### MATERIAL SUPPLIED ###
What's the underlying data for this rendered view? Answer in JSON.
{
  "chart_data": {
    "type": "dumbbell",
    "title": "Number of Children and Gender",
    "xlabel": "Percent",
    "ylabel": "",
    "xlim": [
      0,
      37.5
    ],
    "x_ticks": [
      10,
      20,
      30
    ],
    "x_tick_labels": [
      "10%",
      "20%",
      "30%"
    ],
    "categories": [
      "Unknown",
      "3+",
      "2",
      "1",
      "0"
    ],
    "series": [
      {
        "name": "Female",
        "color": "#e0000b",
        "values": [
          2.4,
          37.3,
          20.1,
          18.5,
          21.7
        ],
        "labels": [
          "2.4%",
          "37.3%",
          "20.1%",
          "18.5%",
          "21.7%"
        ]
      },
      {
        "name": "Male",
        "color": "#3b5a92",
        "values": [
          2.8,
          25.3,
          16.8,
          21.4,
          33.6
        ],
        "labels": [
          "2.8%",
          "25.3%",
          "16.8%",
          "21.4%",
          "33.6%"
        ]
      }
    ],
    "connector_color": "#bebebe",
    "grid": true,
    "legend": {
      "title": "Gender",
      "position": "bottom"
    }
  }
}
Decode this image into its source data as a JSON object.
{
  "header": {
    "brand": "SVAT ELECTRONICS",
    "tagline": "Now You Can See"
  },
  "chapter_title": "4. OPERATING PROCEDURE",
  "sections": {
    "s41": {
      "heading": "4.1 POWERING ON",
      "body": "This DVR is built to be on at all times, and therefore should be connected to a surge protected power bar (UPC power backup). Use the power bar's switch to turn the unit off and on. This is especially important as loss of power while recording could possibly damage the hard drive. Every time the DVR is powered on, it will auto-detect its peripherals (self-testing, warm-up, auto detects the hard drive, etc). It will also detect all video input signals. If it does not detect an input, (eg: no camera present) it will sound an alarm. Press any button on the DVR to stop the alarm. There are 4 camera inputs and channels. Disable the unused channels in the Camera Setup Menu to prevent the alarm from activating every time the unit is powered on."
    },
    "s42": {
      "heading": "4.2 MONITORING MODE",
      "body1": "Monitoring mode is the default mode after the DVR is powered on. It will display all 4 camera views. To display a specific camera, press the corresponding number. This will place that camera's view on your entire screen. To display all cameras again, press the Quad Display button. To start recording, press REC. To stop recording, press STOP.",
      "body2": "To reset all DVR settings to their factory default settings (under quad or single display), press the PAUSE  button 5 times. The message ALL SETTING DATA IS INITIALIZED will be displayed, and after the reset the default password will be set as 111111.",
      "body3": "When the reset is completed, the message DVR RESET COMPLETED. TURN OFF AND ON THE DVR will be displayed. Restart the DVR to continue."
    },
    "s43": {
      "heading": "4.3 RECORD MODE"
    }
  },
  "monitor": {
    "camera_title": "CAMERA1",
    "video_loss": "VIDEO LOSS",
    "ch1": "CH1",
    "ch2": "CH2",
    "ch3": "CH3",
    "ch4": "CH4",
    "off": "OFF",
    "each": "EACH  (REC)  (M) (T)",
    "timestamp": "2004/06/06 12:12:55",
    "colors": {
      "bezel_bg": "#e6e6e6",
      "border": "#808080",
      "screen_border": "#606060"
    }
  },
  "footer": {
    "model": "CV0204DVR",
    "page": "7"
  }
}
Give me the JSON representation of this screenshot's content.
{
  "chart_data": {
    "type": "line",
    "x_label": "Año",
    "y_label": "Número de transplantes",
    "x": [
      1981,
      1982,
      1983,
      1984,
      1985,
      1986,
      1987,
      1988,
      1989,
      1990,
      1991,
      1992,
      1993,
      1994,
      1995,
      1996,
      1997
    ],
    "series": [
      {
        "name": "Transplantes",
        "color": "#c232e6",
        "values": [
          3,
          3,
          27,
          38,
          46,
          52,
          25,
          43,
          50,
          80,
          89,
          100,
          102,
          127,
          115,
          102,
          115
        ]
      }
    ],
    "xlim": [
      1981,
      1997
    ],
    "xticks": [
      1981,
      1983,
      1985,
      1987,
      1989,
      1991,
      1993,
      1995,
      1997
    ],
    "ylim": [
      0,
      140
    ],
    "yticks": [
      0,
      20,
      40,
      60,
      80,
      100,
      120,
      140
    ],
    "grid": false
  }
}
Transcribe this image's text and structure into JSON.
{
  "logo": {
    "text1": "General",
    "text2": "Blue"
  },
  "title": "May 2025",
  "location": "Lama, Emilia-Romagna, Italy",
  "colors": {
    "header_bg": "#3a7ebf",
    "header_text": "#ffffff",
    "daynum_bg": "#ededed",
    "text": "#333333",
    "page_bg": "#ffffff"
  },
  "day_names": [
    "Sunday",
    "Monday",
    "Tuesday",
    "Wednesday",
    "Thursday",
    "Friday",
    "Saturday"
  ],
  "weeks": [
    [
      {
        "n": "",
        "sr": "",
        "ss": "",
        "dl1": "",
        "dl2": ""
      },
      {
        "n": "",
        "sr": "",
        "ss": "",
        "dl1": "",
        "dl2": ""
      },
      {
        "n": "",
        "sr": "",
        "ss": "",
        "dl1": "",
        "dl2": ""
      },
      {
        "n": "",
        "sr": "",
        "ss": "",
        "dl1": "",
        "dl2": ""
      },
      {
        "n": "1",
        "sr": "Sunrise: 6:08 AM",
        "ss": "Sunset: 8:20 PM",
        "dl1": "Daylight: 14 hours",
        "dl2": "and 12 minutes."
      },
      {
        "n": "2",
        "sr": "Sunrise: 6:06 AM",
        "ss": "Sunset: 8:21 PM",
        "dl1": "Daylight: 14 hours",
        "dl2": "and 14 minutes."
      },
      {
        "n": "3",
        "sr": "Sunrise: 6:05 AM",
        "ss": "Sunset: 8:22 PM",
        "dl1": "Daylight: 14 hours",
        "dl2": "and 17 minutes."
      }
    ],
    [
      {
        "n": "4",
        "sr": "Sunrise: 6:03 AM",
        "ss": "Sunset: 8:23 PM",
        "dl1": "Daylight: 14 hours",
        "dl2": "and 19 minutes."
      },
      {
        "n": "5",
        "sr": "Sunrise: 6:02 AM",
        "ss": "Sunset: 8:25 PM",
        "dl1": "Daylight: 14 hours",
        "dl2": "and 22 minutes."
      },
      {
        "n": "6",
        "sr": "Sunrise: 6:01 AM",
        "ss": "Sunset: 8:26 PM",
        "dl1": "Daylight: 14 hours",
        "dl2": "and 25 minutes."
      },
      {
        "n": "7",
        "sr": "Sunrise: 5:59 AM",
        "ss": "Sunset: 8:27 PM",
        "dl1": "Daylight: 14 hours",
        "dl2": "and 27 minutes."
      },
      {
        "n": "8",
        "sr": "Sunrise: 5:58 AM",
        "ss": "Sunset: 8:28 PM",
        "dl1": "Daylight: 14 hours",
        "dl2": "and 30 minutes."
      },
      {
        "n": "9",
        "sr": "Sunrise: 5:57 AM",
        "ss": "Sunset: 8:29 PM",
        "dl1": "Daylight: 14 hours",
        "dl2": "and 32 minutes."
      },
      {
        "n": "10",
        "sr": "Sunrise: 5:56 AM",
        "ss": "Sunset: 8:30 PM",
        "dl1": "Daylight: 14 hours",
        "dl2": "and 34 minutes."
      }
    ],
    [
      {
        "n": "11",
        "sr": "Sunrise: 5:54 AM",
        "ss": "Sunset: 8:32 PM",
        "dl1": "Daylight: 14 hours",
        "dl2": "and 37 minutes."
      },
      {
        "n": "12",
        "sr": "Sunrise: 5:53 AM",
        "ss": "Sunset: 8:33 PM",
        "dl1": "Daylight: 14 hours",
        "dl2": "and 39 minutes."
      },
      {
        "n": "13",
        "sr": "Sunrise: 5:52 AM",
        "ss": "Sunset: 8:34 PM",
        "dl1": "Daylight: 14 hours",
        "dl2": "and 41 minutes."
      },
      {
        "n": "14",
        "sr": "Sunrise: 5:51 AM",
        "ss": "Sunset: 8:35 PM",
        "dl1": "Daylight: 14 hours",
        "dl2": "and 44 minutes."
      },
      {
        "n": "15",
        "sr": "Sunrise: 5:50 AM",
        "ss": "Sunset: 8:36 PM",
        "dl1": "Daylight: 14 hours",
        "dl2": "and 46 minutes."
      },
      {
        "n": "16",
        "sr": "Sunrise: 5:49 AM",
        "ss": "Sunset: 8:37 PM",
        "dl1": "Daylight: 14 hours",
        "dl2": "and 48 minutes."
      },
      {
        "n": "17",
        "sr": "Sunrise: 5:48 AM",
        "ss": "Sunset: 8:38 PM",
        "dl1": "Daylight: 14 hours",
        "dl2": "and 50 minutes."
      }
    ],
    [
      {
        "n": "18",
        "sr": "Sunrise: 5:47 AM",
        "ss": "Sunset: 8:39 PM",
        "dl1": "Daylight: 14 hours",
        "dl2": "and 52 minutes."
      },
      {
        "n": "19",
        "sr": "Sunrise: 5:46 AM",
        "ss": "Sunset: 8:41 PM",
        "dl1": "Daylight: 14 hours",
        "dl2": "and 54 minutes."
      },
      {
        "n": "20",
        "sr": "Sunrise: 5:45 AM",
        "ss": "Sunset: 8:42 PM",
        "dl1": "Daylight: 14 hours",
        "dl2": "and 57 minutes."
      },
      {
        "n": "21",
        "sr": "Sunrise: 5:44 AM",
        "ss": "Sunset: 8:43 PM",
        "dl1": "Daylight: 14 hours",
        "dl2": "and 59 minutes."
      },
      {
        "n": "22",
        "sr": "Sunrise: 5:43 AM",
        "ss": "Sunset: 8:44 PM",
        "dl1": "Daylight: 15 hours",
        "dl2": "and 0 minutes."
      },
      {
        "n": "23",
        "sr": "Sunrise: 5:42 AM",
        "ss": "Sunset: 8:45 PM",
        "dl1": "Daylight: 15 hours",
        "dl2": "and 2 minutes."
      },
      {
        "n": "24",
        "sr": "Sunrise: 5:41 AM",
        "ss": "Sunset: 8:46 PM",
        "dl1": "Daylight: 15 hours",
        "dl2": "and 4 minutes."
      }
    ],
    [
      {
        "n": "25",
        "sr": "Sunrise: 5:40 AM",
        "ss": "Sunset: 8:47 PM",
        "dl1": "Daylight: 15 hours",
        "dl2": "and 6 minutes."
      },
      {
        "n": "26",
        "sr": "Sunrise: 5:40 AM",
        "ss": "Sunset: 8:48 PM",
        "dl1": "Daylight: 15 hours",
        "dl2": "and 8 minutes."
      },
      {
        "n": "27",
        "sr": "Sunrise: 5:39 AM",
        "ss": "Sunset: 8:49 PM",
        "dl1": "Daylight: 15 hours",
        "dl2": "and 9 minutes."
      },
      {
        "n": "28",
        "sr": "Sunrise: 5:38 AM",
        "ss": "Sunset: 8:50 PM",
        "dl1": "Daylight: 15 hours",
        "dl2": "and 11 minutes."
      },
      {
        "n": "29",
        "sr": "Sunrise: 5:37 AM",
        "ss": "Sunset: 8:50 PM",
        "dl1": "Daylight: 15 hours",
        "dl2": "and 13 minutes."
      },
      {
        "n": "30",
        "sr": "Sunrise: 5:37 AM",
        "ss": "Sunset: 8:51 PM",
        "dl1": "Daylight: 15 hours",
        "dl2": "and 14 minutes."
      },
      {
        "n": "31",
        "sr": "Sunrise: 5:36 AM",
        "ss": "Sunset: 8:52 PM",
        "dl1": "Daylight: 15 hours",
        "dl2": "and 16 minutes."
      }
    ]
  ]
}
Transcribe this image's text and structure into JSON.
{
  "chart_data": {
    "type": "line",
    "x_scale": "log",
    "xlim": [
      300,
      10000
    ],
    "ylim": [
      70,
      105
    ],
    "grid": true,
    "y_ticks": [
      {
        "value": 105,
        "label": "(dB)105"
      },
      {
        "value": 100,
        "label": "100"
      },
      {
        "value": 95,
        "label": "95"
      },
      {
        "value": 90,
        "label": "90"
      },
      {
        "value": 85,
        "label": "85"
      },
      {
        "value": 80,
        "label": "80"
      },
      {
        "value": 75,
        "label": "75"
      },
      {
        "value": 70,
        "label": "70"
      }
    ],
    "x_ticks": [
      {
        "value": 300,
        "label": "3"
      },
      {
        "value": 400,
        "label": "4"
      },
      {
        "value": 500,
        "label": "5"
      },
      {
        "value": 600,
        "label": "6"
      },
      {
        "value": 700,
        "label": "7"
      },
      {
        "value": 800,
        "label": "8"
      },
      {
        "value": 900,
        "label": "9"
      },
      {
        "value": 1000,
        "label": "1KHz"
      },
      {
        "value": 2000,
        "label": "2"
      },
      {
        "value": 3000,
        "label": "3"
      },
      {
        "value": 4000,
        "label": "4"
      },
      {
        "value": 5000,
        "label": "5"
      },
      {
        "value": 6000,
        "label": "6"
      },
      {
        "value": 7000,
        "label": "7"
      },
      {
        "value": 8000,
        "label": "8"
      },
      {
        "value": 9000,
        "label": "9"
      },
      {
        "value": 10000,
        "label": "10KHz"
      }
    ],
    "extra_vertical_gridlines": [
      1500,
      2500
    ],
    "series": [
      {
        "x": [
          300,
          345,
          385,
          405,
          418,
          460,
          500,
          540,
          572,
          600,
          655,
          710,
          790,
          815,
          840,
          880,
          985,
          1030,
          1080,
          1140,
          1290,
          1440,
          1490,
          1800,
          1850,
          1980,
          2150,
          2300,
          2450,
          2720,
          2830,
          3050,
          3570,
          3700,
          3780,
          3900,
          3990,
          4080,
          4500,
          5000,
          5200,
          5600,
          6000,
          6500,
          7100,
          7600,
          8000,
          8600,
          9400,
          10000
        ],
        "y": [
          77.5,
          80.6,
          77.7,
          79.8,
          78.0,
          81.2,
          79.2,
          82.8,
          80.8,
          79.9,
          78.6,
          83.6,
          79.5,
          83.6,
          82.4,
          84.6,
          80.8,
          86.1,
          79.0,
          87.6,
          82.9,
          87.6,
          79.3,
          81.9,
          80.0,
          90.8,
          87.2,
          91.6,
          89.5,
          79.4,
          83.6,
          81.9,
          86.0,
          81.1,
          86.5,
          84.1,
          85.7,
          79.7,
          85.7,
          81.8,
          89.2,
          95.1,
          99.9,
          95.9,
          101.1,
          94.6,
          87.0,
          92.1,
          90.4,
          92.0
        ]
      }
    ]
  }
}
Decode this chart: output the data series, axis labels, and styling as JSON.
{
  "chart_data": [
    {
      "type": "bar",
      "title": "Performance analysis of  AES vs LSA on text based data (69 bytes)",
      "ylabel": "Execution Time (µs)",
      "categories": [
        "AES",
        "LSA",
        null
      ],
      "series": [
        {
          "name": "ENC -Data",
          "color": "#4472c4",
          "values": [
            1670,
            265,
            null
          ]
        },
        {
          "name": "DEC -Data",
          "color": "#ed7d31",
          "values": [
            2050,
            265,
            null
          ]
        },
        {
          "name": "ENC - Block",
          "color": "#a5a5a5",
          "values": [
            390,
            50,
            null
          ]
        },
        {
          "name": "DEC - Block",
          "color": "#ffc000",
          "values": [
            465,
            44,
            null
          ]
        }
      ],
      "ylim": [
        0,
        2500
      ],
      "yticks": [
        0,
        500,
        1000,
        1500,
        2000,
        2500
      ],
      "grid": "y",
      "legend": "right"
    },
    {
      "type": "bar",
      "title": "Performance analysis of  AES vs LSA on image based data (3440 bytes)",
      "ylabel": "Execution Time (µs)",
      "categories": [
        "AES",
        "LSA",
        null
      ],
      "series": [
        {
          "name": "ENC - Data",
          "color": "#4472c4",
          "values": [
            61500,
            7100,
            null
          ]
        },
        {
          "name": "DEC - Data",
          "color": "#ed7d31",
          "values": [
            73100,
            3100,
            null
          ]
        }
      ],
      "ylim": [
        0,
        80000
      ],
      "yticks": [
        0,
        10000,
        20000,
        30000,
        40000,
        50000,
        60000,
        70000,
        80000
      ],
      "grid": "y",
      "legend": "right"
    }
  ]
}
###
> _YOUR INSTRUCTIONS_
Pull every line containing "message" out of the records.

> _EXERCISE OUTPUT_
      "body2": "To reset all DVR settings to their factory default settings (under quad or single display), press the PAUSE  button 5 times. The message ALL SETTING DATA IS INITIALIZED will be displayed, and after the reset the default password will be set as 111111.",
      "body3": "When the reset is completed, the message DVR RESET COMPLETED. TURN OFF AND ON THE DVR will be displayed. Restart the DVR to continue."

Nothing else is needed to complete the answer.